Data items
>> begin

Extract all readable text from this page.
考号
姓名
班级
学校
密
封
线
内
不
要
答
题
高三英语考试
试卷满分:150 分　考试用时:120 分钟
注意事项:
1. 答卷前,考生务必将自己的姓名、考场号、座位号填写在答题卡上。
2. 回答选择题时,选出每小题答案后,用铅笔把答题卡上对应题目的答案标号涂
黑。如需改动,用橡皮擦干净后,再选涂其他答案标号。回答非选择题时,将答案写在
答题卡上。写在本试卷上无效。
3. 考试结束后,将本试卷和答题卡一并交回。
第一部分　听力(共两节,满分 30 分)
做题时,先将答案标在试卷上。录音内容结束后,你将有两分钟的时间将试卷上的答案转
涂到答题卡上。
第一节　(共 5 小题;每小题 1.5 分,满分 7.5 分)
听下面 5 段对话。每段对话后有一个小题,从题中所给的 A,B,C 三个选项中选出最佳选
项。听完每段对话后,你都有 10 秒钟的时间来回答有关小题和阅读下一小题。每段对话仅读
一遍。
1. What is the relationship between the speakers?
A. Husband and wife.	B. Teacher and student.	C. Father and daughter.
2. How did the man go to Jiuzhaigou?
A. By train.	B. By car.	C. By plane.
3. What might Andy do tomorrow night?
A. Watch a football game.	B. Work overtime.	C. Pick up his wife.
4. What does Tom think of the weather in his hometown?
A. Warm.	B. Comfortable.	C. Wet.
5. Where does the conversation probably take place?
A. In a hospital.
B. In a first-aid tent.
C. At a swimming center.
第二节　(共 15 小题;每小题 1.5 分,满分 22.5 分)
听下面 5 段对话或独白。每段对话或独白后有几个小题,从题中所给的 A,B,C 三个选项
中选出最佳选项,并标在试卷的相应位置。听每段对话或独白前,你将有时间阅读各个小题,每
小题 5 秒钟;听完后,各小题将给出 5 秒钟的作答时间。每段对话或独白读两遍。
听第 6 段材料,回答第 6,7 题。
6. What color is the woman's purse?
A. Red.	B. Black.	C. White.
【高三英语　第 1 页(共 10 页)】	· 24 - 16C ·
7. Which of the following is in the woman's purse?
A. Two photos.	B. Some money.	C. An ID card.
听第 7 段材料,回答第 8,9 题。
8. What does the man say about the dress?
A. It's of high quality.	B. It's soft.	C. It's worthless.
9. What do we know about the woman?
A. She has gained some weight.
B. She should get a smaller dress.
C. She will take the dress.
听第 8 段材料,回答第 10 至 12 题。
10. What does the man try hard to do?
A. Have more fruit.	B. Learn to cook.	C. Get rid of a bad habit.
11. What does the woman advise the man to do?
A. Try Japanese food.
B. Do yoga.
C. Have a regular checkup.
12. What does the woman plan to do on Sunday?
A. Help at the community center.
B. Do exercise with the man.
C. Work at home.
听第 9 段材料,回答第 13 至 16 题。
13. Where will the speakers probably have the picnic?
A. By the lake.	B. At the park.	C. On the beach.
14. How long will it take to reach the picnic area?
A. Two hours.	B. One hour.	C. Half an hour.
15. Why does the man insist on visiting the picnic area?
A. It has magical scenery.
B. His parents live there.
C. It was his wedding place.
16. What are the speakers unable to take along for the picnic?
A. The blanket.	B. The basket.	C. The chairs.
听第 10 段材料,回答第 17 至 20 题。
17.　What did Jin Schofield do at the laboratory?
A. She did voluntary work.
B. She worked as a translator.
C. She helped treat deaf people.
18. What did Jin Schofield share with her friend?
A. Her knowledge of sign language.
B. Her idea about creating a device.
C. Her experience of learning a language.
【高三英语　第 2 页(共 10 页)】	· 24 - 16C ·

>> end

## WHAT THE EXERCISE ASKS:
Pull every line containing the word "with" out of the material.

## TASK RESULT:
B. Do exercise with the man.
18. What did Jin Schofield share with her friend?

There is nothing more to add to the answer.